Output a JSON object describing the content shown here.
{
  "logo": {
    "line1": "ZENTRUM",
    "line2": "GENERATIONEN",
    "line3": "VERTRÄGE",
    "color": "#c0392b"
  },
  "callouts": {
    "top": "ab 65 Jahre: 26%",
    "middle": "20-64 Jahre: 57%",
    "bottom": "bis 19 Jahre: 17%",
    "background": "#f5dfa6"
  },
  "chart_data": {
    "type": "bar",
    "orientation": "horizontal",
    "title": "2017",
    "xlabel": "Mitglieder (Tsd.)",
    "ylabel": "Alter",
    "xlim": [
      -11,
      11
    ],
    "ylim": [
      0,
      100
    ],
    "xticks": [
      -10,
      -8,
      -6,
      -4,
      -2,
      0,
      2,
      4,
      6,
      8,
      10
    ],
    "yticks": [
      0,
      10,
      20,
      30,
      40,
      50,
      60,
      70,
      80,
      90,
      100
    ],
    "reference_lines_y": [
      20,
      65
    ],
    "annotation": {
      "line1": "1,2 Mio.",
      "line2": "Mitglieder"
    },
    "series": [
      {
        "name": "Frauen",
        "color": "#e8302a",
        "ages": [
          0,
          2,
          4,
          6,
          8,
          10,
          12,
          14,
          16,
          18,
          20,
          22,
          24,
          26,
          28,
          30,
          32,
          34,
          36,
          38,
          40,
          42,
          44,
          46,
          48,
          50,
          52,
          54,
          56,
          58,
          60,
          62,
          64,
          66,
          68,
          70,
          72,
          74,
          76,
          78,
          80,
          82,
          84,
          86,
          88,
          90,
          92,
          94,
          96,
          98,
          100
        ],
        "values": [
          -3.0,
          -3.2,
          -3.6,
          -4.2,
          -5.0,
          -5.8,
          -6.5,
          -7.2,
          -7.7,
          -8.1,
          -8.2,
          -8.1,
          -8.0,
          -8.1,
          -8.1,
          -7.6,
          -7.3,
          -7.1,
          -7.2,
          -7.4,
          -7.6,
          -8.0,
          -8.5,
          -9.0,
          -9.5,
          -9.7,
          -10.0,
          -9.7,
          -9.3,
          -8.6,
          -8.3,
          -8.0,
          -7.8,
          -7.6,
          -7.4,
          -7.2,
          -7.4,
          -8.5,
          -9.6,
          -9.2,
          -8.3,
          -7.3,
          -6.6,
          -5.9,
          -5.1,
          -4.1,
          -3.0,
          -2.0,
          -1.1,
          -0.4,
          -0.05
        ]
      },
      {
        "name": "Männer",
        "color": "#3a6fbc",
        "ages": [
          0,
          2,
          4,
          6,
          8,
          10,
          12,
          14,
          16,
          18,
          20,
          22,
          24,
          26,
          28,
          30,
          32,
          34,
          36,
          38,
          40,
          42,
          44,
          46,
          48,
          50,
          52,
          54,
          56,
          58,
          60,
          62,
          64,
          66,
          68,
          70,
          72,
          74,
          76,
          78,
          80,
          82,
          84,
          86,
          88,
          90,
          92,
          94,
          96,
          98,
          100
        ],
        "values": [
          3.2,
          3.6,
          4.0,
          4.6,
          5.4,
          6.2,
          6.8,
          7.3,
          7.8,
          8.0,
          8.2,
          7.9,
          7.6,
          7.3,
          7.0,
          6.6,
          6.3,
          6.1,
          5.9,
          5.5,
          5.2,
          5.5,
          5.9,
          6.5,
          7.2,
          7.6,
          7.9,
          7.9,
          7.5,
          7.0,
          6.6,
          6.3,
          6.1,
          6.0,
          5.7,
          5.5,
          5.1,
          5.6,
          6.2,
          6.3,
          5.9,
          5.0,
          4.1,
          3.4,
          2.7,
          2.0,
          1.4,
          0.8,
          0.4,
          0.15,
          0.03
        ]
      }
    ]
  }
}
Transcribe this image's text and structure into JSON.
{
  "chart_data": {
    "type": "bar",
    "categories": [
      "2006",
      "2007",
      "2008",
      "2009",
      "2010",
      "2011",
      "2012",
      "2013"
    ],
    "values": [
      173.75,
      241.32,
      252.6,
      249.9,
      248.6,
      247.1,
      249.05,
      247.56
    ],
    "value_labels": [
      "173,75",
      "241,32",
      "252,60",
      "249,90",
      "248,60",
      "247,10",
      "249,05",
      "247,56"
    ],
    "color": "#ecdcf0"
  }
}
──────────────────────────────
▶ **WHAT TO DO**
Copy each line exactly, from the line containing "Transcribe this image's" down to the last line of the material, and no other lines.

▶ **ANSWER**
Transcribe this image's text and structure into JSON.
{
  "chart_data": {
    "type": "bar",
    "categories": [
      "2006",
      "2007",
      "2008",
      "2009",
      "2010",
      "2011",
      "2012",
      "2013"
    ],
    "values": [
      173.75,
      241.32,
      252.6,
      249.9,
      248.6,
      247.1,
      249.05,
      247.56
    ],
    "value_labels": [
      "173,75",
      "241,32",
      "252,60",
      "249,90",
      "248,60",
      "247,10",
      "249,05",
      "247,56"
    ],
    "color": "#ecdcf0"
  }
}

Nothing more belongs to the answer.